課題の文章:
Firebase の API キーの使用と管理について学ぶ

API キーは、Firebase や Google サービスとやり取りするときに、目的の Firebase プロジェクトにリクエストをルーティングするために使用する一意の文字列です。このページでは、API キーの基本的な情報と、Firebase アプリでの API キーの使用と管理に関するベスト プラクティスについて説明します。

API キーと Firebase に関する一般的な情報

Firebase の API キーは、通常の API キーとは異なる

API キーの一般的な使用方法とは異なり、Firebase サービスの API キーは、バックエンド リソースへのアクセス制御には使用されませんバックエンド リソースへのアクセス制御は、Firebase セキュリティ ルール(リソースにアクセスできるユーザーを制御)と、App Check(リソースにアクセスできるアプリを制御)のみによって行います。

通常、API キーは細心の注意を払って保護する必要があります(たとえば Vault サービスを使用したり、キーを環境変数として設定したりするなど)。しかし、Firebase サービスの API キーは、コードまたはチェックインされた構成ファイルに含めても問題ありません。

Firebase サービスの API キーをコードに含めることは安全ですが、API キーに関して制限を適用しなければならない特定のケースもあります。たとえば、Firebase ML を使用している場合や、メールアドレスとパスワードによるログイン手法で Firebase Authentication を使用している場合、または課金対象の Google Cloud APIs を使用している場合などがこれに該当します。詳細については、このページの後の部分をご覧ください。

保存された項目:
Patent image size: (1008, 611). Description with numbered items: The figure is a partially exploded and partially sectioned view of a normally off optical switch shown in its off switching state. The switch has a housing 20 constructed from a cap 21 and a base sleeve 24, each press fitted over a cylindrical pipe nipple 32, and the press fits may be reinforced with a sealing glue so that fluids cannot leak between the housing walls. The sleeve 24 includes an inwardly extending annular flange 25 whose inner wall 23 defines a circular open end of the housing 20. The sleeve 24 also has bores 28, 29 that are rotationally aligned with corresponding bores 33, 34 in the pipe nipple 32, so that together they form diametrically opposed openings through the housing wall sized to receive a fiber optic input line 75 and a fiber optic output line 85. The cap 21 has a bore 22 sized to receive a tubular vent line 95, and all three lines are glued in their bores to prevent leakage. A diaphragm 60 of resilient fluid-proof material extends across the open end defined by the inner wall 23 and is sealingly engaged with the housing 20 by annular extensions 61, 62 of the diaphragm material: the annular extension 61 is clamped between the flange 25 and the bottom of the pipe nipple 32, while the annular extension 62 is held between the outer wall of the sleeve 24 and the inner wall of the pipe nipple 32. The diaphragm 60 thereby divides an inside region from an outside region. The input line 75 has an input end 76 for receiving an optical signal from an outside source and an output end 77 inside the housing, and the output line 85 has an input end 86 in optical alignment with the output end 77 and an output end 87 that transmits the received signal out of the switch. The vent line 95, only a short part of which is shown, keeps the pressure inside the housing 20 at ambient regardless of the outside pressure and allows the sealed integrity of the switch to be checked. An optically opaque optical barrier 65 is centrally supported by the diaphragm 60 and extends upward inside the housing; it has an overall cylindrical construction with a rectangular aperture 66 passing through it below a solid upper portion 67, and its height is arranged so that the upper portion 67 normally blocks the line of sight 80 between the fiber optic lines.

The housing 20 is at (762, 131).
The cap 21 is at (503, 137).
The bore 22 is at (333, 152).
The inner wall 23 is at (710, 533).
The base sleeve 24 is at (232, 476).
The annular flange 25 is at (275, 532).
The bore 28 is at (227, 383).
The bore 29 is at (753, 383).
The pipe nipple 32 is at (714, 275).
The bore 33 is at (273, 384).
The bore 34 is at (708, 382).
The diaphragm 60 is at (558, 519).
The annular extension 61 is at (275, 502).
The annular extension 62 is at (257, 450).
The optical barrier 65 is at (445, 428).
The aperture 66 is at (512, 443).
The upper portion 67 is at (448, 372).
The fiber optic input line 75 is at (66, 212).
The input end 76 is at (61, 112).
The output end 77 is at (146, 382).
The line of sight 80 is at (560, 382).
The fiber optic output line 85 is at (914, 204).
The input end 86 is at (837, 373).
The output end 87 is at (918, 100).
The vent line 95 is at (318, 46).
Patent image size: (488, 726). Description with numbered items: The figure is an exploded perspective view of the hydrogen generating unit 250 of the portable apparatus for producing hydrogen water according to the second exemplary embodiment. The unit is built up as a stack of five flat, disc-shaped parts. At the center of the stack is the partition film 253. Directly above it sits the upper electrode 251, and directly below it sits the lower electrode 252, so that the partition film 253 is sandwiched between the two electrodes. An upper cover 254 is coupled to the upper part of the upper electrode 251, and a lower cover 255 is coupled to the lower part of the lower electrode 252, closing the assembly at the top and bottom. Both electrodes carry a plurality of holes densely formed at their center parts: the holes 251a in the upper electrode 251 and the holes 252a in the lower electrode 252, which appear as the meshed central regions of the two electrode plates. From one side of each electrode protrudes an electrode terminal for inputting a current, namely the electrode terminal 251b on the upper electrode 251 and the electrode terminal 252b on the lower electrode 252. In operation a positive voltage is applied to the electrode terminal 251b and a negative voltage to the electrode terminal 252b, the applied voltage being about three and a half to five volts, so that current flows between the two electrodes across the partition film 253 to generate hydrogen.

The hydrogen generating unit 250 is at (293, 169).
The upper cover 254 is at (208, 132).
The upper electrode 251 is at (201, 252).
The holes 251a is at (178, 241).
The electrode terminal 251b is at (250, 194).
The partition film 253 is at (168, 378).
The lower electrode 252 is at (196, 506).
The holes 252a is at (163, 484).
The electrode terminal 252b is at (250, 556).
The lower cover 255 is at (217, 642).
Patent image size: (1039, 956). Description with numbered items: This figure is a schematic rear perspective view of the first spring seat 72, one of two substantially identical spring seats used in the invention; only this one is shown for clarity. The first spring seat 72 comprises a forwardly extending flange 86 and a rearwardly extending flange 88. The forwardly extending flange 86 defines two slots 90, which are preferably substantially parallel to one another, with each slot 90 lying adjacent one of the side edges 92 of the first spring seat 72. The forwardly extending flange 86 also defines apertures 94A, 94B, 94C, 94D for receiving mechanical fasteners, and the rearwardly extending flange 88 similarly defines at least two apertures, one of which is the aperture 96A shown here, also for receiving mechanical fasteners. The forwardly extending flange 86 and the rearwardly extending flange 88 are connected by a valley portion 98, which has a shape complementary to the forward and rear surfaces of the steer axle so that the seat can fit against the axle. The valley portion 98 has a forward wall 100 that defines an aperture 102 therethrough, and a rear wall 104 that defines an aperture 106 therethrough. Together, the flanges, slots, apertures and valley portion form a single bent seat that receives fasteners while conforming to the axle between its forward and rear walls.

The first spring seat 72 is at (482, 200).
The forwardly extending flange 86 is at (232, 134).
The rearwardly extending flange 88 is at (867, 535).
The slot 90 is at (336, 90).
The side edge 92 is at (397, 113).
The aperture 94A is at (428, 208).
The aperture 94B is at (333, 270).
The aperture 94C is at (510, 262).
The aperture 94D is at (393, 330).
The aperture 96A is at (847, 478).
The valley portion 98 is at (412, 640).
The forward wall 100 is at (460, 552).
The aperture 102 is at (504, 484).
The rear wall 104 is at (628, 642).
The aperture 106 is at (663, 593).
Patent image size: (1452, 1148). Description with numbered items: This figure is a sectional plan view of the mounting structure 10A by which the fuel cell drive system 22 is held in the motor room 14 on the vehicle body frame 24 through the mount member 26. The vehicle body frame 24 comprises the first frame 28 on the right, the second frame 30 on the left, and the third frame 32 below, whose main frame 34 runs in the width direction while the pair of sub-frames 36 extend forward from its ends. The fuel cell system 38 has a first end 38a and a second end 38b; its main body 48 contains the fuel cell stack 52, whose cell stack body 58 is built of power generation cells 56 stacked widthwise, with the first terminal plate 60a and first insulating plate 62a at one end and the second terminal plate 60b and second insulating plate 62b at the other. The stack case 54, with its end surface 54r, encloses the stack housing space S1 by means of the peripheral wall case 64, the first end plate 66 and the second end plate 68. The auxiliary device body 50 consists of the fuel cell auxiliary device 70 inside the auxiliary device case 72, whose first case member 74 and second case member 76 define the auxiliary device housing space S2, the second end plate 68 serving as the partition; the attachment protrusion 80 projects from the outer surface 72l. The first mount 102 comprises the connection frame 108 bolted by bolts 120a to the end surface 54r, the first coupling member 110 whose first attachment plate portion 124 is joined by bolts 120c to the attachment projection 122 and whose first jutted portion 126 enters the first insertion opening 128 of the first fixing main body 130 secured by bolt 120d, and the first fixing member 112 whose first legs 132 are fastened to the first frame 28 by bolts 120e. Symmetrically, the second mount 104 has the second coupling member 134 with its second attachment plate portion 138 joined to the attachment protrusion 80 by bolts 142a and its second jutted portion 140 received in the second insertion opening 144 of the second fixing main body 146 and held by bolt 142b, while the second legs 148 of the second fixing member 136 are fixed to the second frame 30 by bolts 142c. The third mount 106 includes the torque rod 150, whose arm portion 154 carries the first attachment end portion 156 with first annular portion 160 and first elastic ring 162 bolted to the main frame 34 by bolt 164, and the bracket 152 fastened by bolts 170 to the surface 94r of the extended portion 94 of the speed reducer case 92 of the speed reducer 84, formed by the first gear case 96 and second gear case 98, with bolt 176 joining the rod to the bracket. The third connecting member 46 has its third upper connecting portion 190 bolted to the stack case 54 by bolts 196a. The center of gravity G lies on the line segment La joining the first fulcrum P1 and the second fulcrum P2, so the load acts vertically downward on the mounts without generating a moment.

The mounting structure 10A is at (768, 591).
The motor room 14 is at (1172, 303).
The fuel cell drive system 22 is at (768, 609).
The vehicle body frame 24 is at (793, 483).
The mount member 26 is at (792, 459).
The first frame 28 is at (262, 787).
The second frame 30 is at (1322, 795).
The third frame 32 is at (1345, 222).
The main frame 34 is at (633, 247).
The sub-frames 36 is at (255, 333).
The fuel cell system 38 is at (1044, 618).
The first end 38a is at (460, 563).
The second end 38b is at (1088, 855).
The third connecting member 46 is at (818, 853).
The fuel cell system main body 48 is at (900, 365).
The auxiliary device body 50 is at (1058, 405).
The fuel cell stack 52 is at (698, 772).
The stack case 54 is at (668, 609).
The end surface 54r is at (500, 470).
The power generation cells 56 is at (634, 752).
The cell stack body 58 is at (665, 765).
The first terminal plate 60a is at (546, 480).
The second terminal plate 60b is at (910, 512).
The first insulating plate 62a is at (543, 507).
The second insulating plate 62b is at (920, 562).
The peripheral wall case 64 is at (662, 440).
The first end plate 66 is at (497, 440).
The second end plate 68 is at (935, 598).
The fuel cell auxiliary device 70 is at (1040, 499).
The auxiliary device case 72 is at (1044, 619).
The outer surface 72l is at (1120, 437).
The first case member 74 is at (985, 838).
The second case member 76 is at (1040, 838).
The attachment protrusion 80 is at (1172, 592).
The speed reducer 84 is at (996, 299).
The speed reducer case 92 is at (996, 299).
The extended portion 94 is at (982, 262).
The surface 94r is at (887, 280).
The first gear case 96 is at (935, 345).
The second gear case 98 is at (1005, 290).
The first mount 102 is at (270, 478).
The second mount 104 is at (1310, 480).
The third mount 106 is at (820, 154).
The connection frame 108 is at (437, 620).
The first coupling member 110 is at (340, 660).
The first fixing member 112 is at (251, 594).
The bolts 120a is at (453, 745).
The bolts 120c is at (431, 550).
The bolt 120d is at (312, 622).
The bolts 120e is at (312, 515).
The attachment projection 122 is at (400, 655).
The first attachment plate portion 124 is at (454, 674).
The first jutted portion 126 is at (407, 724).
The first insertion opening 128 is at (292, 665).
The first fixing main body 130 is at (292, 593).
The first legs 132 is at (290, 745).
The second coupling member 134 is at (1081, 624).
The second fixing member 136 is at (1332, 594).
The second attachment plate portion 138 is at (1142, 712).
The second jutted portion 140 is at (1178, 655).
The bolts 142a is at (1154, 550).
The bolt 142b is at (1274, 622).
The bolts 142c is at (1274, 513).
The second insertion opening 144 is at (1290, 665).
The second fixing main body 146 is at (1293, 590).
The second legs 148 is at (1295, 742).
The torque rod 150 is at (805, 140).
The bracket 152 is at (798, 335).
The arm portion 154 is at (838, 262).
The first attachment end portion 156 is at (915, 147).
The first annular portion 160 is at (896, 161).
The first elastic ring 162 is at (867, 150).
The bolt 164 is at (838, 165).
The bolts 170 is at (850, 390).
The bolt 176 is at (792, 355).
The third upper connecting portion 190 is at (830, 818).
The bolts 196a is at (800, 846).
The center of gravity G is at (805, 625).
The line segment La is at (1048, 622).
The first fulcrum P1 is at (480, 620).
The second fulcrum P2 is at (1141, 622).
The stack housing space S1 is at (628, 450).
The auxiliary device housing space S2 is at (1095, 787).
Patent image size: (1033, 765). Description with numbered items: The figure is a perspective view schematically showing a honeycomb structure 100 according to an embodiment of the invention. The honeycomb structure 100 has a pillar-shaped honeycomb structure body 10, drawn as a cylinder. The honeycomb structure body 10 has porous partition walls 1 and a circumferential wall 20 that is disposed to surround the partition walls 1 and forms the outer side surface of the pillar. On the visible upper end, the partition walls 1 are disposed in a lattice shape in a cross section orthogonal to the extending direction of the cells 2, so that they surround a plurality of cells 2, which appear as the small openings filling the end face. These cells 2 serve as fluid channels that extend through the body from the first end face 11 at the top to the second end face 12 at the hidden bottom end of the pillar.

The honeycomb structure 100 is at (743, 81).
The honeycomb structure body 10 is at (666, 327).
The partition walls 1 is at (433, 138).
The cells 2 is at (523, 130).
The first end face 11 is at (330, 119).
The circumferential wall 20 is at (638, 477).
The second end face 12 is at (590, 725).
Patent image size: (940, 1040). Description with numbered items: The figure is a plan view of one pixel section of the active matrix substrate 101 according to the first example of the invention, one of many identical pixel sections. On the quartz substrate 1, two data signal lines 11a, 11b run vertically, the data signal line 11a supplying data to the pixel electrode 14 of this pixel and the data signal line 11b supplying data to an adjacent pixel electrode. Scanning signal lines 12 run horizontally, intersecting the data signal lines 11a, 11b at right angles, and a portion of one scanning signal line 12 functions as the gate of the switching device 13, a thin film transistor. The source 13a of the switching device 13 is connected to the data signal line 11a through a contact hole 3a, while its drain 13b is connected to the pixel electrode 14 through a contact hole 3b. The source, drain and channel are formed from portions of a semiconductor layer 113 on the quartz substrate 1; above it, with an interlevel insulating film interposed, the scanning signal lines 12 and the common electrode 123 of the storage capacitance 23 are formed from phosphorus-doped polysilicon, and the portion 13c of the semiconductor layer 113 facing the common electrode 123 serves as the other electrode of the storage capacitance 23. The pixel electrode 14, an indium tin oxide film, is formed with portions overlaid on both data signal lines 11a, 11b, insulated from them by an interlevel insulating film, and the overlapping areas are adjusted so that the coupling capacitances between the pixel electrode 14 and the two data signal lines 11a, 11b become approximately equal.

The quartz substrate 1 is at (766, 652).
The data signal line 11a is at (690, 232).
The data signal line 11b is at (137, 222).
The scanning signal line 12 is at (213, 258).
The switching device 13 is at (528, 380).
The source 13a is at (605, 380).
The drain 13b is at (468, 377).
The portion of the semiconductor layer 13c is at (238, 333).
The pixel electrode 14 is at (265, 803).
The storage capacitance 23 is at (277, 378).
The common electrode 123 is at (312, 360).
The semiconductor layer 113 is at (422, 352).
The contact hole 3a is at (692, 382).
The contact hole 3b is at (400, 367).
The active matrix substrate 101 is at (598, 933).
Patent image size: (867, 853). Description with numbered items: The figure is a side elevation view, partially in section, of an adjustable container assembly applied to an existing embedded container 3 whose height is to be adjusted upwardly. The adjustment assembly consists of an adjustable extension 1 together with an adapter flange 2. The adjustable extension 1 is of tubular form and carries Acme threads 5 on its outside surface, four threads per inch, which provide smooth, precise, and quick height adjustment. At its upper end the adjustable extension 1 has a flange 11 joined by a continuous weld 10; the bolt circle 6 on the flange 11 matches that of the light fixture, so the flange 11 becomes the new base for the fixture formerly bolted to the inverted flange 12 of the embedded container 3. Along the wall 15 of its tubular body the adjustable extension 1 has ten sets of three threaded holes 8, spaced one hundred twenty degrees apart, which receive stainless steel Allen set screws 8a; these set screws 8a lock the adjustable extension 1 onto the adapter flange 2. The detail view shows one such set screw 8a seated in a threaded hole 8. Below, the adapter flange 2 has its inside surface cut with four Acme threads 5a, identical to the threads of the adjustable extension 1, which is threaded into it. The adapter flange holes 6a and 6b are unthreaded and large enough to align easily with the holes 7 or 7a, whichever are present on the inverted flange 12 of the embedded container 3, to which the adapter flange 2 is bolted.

課題について: Firebase の API キーについての文章を、最後の文の後から書き継いでください。 エントリーは、Firebase の API キーについての文章とは関係がありません。

記述の答え:
API キーの作成

1 つの Firebase プロジェクトには多くの API キーを設定できますが、各 API キーに関連付けられる Firebase プロジェクトは 1 つだけです。

Firebase アプリ用に Firebase によって自動的に作成される API キー

次のいずれかの操作を行うと、Firebase はプロジェクト用の API キーを自動的に作成します。

  • Firebase プロジェクトを作成 > Browser key が自動作成される
  • Firebase Apple アプリを作成 > iOS key が自動作成される
  • Firebase Android アプリを作成 > Android key が自動作成される

Google Cloud コンソールで、開発やデバッグなどで使用する独自の API キーを作成することもできます。この方法が推奨される事例については、このページの後半で説明します。

API キーを見つける

プロジェクトのすべての API キーは、Google Cloud コンソールの [API とサービス] > [認証情報] パネルで表示、管理できます。

以下の場所で、Firebase アプリに自動的にマッチングされる API キーも確認できます。デフォルトでは、プロジェクト内の同じプラットフォーム(Apple、Android、ウェブ)向けのすべての Firebase アプリは同じ API キーを使用します。

  • Firebase Apple アプリ - Firebase 構成ファイル(GoogleService-Info.plist)の API_KEY フィールドに、アプリに自動的にマッチングされた API キーがあります。

  • Firebase Android アプリ - Firebase 構成ファイル(google-services.json)の current_key フィールドに、アプリに自動的にマッチングされた API キーがあります。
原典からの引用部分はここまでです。